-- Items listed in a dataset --

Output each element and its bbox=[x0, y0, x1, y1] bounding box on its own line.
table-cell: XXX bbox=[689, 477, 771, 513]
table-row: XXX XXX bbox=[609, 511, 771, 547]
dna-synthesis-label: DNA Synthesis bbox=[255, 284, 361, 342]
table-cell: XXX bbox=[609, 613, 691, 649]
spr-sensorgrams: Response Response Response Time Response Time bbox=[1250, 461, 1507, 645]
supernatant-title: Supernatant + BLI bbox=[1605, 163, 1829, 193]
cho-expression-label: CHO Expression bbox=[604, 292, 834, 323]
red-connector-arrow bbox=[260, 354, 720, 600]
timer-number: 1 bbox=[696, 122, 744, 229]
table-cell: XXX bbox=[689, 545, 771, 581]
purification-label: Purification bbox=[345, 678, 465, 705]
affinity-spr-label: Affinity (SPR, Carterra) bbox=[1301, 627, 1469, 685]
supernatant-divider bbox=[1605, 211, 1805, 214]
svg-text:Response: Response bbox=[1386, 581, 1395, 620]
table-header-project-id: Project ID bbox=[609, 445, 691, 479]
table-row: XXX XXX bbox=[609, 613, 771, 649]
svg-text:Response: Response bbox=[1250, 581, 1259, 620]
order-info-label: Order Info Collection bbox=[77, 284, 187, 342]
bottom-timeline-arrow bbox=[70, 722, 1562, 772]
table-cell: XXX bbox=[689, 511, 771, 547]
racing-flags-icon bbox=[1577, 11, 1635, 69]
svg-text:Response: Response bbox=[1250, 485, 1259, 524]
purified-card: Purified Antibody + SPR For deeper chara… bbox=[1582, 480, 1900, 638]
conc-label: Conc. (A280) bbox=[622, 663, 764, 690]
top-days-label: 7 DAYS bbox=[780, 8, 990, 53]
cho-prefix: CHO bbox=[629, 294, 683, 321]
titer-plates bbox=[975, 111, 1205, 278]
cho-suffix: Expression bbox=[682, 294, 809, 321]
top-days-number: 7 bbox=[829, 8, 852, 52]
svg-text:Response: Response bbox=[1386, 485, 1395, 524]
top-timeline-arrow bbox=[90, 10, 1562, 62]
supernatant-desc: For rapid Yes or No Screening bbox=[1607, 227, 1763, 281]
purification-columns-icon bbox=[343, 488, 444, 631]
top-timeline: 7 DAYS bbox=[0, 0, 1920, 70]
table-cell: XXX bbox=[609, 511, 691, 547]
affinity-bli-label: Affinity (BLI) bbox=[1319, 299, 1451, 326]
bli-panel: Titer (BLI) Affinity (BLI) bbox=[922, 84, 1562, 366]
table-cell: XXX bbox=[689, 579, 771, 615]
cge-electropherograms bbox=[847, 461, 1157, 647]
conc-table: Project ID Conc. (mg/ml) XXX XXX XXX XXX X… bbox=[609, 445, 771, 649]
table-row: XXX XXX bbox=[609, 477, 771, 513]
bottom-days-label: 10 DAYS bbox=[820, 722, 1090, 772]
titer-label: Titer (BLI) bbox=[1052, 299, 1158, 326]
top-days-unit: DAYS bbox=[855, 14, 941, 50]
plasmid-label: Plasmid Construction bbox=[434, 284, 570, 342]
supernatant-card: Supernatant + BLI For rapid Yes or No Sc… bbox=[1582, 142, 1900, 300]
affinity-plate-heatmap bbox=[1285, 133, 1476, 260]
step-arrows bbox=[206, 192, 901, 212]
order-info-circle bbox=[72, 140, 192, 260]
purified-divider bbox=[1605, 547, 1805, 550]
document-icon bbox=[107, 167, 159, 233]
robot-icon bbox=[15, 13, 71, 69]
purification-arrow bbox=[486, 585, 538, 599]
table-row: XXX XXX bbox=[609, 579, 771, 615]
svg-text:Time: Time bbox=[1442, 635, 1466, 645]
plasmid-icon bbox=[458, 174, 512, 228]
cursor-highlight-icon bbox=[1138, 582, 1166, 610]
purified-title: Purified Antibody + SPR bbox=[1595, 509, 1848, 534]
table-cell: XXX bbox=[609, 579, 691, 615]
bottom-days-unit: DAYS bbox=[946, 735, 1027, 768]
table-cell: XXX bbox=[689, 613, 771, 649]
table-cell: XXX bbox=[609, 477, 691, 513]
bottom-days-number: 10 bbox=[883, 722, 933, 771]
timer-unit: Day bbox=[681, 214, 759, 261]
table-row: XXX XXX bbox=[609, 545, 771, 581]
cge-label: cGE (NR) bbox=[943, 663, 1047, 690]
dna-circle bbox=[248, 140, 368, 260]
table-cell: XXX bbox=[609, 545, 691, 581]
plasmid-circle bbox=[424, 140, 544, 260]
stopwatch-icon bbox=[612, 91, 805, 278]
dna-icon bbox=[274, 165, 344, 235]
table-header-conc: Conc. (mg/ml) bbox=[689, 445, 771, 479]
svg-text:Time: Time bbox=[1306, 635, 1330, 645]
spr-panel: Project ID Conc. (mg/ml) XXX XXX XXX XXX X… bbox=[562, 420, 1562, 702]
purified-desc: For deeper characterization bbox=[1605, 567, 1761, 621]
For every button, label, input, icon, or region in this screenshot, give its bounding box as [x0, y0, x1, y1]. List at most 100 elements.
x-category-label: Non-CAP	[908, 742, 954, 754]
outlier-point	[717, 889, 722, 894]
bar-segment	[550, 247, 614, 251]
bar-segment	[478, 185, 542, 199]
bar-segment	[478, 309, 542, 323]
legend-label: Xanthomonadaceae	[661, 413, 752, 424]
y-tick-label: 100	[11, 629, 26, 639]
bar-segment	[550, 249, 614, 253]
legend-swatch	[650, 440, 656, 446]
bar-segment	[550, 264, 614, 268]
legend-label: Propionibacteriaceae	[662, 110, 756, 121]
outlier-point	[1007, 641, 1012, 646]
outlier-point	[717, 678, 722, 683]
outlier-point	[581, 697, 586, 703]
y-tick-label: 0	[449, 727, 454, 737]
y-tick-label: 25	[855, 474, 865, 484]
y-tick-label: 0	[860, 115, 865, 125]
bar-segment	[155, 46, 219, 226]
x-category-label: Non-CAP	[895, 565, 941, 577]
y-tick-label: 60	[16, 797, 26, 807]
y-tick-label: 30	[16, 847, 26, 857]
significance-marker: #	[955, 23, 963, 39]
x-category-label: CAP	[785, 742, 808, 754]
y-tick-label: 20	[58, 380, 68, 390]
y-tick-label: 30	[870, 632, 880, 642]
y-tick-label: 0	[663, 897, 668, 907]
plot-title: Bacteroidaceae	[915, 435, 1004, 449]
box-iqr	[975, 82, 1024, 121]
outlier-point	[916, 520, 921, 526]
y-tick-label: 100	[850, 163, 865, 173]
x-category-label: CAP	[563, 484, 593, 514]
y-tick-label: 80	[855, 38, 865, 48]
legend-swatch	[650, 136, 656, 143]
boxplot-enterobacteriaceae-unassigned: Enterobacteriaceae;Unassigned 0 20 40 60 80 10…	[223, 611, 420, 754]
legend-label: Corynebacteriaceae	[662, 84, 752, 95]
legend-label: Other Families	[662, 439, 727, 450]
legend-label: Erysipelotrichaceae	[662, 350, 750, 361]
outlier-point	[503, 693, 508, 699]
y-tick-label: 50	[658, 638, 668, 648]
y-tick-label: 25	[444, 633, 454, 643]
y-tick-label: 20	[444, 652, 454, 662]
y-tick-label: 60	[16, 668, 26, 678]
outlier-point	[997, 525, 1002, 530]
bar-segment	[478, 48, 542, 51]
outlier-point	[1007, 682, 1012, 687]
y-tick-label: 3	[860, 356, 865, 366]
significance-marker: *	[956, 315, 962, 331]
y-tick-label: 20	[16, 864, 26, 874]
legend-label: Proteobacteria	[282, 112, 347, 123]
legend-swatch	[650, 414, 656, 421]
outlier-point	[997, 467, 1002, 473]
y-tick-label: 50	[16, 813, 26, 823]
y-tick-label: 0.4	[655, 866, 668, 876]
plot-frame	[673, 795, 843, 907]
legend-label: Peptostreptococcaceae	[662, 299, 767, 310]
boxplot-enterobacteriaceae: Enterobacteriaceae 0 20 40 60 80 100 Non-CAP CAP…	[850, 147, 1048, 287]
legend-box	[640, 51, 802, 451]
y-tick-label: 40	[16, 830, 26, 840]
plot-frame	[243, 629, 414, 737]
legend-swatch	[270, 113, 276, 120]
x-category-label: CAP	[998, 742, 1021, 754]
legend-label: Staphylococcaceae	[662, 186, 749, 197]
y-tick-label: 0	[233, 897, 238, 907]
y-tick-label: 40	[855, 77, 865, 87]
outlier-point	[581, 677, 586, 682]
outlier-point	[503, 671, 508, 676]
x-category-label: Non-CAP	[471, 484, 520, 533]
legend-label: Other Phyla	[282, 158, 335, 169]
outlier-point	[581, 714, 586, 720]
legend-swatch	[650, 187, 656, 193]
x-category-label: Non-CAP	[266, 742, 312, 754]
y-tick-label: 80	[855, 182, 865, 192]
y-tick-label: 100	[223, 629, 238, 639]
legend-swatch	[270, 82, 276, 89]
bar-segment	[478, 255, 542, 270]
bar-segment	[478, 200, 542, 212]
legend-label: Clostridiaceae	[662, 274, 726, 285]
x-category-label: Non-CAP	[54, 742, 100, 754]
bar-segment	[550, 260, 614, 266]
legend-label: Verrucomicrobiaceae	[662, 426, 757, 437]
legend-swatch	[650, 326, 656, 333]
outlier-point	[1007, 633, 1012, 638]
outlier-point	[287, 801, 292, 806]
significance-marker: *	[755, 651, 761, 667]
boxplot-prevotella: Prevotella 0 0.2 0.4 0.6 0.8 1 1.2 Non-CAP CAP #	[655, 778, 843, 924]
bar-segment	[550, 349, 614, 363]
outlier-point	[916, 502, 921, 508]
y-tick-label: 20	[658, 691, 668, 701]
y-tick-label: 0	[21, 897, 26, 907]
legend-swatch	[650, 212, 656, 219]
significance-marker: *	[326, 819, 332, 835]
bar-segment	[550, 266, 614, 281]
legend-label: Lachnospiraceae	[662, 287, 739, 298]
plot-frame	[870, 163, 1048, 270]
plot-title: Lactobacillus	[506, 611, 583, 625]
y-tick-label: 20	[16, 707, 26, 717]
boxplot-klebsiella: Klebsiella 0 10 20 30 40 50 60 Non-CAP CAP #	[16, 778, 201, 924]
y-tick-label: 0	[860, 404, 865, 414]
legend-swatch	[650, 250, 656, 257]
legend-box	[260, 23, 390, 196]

-- Problem requirements --
Gather all lines of the records that include the word "frame".

-- Output of the task --
plot-frame	[673, 795, 843, 907]
plot-frame	[243, 629, 414, 737]
plot-frame	[870, 163, 1048, 270]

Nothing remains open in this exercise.